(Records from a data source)

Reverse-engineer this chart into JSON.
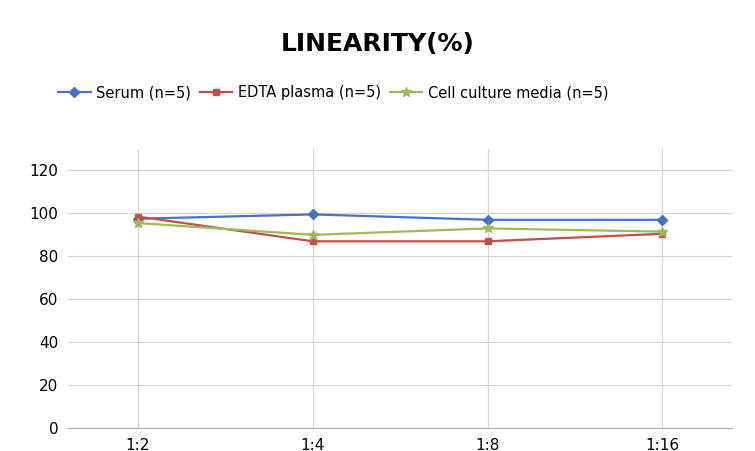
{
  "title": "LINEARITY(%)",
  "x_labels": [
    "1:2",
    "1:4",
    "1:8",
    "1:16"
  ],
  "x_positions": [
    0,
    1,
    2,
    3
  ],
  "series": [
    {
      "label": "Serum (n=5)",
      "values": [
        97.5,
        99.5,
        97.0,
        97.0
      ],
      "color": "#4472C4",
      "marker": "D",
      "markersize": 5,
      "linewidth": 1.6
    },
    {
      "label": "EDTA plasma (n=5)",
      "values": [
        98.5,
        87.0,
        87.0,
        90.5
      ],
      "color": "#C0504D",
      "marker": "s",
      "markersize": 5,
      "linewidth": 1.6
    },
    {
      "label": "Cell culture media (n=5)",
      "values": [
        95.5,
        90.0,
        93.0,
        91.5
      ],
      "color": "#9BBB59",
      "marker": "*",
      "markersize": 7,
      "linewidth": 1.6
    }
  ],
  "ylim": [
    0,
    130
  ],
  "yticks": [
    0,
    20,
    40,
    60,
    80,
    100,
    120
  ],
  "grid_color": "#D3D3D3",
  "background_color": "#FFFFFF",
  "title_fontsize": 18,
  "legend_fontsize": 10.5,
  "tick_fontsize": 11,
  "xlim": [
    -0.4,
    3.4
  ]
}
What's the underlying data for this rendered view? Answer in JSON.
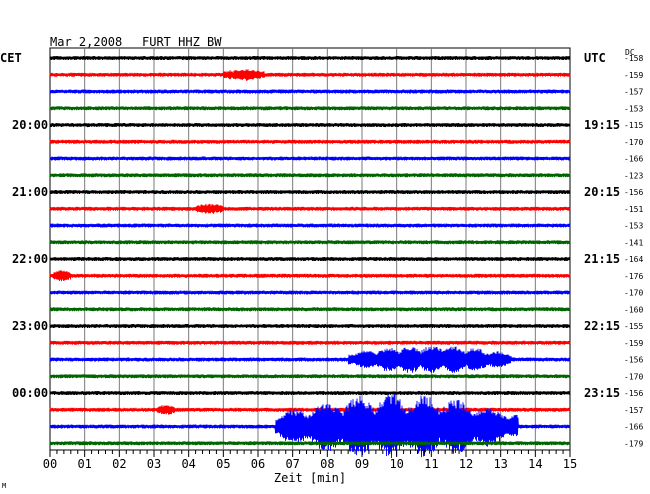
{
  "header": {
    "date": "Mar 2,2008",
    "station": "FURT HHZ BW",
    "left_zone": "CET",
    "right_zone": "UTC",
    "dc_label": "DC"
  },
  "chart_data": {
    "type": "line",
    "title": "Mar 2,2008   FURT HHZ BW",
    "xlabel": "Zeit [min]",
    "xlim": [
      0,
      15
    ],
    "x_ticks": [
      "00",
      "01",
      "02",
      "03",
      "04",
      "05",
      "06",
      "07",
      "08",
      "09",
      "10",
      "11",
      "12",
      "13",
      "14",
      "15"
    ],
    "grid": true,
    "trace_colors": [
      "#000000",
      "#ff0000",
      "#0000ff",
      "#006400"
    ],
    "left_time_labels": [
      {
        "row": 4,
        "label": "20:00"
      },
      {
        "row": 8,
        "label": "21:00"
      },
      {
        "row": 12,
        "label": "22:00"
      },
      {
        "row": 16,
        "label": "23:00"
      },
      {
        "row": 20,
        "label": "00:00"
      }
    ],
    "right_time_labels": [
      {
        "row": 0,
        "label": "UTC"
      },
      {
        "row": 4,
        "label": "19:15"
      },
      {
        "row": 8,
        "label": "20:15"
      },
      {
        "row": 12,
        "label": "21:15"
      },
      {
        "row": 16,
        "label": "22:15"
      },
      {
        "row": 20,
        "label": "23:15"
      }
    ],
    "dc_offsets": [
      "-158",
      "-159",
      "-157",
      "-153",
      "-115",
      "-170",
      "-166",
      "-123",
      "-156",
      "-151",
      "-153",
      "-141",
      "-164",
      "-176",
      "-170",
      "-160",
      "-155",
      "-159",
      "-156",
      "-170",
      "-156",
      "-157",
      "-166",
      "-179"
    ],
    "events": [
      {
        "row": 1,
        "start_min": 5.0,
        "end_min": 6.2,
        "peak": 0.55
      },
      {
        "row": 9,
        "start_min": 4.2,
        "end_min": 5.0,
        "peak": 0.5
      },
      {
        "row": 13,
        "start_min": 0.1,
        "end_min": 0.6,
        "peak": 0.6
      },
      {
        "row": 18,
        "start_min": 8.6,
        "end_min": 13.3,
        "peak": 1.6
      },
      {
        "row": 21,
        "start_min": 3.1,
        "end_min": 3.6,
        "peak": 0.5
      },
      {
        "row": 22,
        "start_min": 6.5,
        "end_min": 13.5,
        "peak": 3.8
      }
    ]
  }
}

• **WHAT IS NEEDED**
Repeat the records word for word. Any picture in them should be left out.

• **FULL ANSWER**
Reverse-engineer this chart into JSON.
{
  "title": "LINEARITY(%)",
  "x_labels": [
    "1:2",
    "1:4",
    "1:8",
    "1:16"
  ],
  "x_positions": [
    0,
    1,
    2,
    3
  ],
  "series": [
    {
      "label": "Serum (n=5)",
      "values": [
        97.5,
        99.5,
        97.0,
        97.0
      ],
      "color": "#4472C4",
      "marker": "D",
      "markersize": 5,
      "linewidth": 1.6
    },
    {
      "label": "EDTA plasma (n=5)",
      "values": [
        98.5,
        87.0,
        87.0,
        90.5
      ],
      "color": "#C0504D",
      "marker": "s",
      "markersize": 5,
      "linewidth": 1.6
    },
    {
      "label": "Cell culture media (n=5)",
      "values": [
        95.5,
        90.0,
        93.0,
        91.5
      ],
      "color": "#9BBB59",
      "marker": "*",
      "markersize": 7,
      "linewidth": 1.6
    }
  ],
  "ylim": [
    0,
    130
  ],
  "yticks": [
    0,
    20,
    40,
    60,
    80,
    100,
    120
  ],
  "grid_color": "#D3D3D3",
  "background_color": "#FFFFFF",
  "title_fontsize": 18,
  "legend_fontsize": 10.5,
  "tick_fontsize": 11,
  "xlim": [
    -0.4,
    3.4
  ]
}
What's the underlying data for this rendered view? Answer in JSON.
{
  "header": {
    "date": "Mar 2,2008",
    "station": "FURT HHZ BW",
    "left_zone": "CET",
    "right_zone": "UTC",
    "dc_label": "DC"
  },
  "chart_data": {
    "type": "line",
    "title": "Mar 2,2008   FURT HHZ BW",
    "xlabel": "Zeit [min]",
    "xlim": [
      0,
      15
    ],
    "x_ticks": [
      "00",
      "01",
      "02",
      "03",
      "04",
      "05",
      "06",
      "07",
      "08",
      "09",
      "10",
      "11",
      "12",
      "13",
      "14",
      "15"
    ],
    "grid": true,
    "trace_colors": [
      "#000000",
      "#ff0000",
      "#0000ff",
      "#006400"
    ],
    "left_time_labels": [
      {
        "row": 4,
        "label": "20:00"
      },
      {
        "row": 8,
        "label": "21:00"
      },
      {
        "row": 12,
        "label": "22:00"
      },
      {
        "row": 16,
        "label": "23:00"
      },
      {
        "row": 20,
        "label": "00:00"
      }
    ],
    "right_time_labels": [
      {
        "row": 0,
        "label": "UTC"
      },
      {
        "row": 4,
        "label": "19:15"
      },
      {
        "row": 8,
        "label": "20:15"
      },
      {
        "row": 12,
        "label": "21:15"
      },
      {
        "row": 16,
        "label": "22:15"
      },
      {
        "row": 20,
        "label": "23:15"
      }
    ],
    "dc_offsets": [
      "-158",
      "-159",
      "-157",
      "-153",
      "-115",
      "-170",
      "-166",
      "-123",
      "-156",
      "-151",
      "-153",
      "-141",
      "-164",
      "-176",
      "-170",
      "-160",
      "-155",
      "-159",
      "-156",
      "-170",
      "-156",
      "-157",
      "-166",
      "-179"
    ],
    "events": [
      {
        "row": 1,
        "start_min": 5.0,
        "end_min": 6.2,
        "peak": 0.55
      },
      {
        "row": 9,
        "start_min": 4.2,
        "end_min": 5.0,
        "peak": 0.5
      },
      {
        "row": 13,
        "start_min": 0.1,
        "end_min": 0.6,
        "peak": 0.6
      },
      {
        "row": 18,
        "start_min": 8.6,
        "end_min": 13.3,
        "peak": 1.6
      },
      {
        "row": 21,
        "start_min": 3.1,
        "end_min": 3.6,
        "peak": 0.5
      },
      {
        "row": 22,
        "start_min": 6.5,
        "end_min": 13.5,
        "peak": 3.8
      }
    ]
  }
}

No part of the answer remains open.